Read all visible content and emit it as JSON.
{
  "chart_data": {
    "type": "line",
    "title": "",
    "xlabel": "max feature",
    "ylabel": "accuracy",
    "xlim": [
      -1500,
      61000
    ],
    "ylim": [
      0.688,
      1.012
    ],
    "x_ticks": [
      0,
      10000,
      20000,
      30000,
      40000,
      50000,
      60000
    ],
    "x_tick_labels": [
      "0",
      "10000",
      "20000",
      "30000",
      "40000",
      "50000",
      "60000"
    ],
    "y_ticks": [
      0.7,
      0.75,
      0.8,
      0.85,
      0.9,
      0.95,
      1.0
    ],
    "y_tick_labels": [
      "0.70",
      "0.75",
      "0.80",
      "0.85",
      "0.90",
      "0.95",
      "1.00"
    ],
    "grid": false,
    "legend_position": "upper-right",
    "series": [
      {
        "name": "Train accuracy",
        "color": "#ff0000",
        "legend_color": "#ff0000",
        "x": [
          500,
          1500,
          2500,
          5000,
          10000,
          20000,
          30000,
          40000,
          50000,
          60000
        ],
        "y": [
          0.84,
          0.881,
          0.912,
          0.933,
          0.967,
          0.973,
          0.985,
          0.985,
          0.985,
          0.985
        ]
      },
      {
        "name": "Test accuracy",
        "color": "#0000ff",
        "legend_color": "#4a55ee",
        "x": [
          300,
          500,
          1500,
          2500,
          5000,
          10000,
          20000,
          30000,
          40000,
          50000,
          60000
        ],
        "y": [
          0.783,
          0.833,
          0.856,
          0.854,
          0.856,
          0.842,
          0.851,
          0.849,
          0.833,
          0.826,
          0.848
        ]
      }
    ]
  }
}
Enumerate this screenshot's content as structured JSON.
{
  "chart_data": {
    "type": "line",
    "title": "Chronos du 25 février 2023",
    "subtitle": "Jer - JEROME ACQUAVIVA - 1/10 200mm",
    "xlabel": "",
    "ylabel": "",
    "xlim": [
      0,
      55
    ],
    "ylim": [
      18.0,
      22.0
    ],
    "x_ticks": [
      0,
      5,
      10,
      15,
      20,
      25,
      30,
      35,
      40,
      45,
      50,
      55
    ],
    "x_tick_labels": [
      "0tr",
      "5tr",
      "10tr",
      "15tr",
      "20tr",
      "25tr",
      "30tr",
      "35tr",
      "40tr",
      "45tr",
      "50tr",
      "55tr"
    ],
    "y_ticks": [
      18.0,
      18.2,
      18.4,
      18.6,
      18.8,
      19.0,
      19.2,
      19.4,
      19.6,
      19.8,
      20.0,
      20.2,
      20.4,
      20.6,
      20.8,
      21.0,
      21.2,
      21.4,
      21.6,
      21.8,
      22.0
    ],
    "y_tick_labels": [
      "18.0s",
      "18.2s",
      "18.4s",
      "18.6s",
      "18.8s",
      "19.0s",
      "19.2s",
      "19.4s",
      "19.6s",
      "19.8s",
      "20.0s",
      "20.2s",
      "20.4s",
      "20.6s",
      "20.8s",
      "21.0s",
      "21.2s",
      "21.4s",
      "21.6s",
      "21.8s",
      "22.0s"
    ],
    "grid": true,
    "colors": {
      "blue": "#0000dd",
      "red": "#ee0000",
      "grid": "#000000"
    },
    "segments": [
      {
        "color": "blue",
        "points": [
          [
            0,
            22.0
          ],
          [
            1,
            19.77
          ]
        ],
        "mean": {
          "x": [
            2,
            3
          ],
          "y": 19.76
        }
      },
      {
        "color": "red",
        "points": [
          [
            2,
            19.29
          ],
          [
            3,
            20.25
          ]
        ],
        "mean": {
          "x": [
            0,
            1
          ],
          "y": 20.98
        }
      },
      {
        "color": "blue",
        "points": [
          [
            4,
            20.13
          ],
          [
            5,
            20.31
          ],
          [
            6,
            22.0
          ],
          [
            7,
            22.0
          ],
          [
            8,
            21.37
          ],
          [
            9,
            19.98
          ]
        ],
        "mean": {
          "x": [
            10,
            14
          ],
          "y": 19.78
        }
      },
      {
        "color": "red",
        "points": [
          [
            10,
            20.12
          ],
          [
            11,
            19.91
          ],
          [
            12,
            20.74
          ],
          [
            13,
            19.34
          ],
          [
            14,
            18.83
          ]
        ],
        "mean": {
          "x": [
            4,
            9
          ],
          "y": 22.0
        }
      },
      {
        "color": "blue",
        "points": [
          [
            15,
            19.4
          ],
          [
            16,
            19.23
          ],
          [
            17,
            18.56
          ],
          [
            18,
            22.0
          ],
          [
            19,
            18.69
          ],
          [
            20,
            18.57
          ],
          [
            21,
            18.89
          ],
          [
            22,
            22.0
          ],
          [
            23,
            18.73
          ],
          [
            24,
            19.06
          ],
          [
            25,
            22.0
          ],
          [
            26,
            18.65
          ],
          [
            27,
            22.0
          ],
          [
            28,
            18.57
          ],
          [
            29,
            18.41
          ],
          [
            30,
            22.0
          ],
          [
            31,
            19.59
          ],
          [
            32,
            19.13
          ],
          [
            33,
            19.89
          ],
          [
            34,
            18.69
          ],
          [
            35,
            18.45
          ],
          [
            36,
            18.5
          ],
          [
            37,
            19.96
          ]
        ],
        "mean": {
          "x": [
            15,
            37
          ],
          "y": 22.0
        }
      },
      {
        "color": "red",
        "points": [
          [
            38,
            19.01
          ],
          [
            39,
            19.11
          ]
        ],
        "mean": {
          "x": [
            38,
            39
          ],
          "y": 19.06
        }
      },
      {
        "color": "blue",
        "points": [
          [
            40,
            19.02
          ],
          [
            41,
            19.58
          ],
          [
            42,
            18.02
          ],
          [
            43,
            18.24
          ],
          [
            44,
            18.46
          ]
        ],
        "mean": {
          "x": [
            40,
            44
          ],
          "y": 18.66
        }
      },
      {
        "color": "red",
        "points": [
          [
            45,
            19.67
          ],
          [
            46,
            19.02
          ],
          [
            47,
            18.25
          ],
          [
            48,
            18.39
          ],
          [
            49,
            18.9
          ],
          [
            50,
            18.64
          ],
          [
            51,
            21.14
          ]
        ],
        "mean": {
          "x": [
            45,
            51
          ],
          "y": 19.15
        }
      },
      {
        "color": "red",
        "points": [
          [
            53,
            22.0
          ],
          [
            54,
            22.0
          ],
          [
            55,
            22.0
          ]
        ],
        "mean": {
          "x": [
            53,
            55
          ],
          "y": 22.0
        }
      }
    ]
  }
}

WHAT TO WORK ON. From the entries above, return each line with the word "name" in it.

EXPECTED ANSWER.
        "name": "Train accuracy",
        "name": "Test accuracy",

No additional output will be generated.